_The data_
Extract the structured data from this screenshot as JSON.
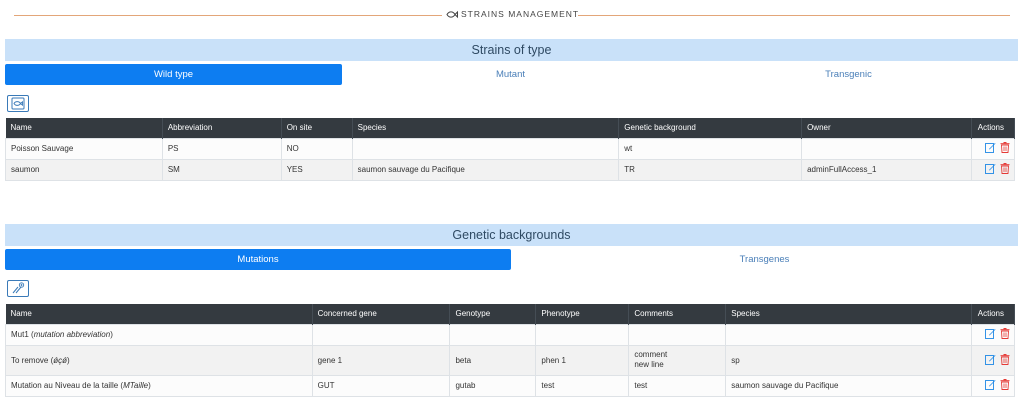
{
  "header": {
    "title": "STRAINS MANAGEMENT",
    "icon": "fish-icon"
  },
  "strains": {
    "section_title": "Strains of type",
    "tabs": [
      {
        "label": "Wild type",
        "active": true
      },
      {
        "label": "Mutant",
        "active": false
      },
      {
        "label": "Transgenic",
        "active": false
      }
    ],
    "add_button_icon": "add-strain-icon",
    "columns": [
      "Name",
      "Abbreviation",
      "On site",
      "Species",
      "Genetic background",
      "Owner",
      "Actions"
    ],
    "rows": [
      {
        "name": "Poisson Sauvage",
        "abbreviation": "PS",
        "on_site": "NO",
        "species": "",
        "genetic_background": "wt",
        "owner": ""
      },
      {
        "name": "saumon",
        "abbreviation": "SM",
        "on_site": "YES",
        "species": "saumon sauvage du Pacifique",
        "genetic_background": "TR",
        "owner": "adminFullAccess_1"
      }
    ]
  },
  "backgrounds": {
    "section_title": "Genetic backgrounds",
    "tabs": [
      {
        "label": "Mutations",
        "active": true
      },
      {
        "label": "Transgenes",
        "active": false
      }
    ],
    "add_button_icon": "add-mutation-icon",
    "columns": [
      "Name",
      "Concerned gene",
      "Genotype",
      "Phenotype",
      "Comments",
      "Species",
      "Actions"
    ],
    "rows": [
      {
        "name": "Mut1",
        "abbr": "mutation abbreviation",
        "gene": "",
        "genotype": "",
        "phenotype": "",
        "comment_line1": "",
        "comment_line2": "",
        "species": ""
      },
      {
        "name": "To remove",
        "abbr": "ǿçǿ",
        "gene": "gene 1",
        "genotype": "beta",
        "phenotype": "phen 1",
        "comment_line1": "comment",
        "comment_line2": "new line",
        "species": "sp"
      },
      {
        "name": "Mutation au Niveau de la taille",
        "abbr": "MTaille",
        "gene": "GUT",
        "genotype": "gutab",
        "phenotype": "test",
        "comment_line1": "test",
        "comment_line2": "",
        "species": "saumon sauvage du Pacifique"
      }
    ]
  },
  "colors": {
    "accent": "#0d7df1",
    "band": "#c9e1f9",
    "table_header": "#343a40",
    "edit": "#1e88e5",
    "delete": "#e53935",
    "divider": "#e3a679"
  }
}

_Action item_
Return only the number of lines in the listing that contain the string "Pacifique".

_Answer box_
2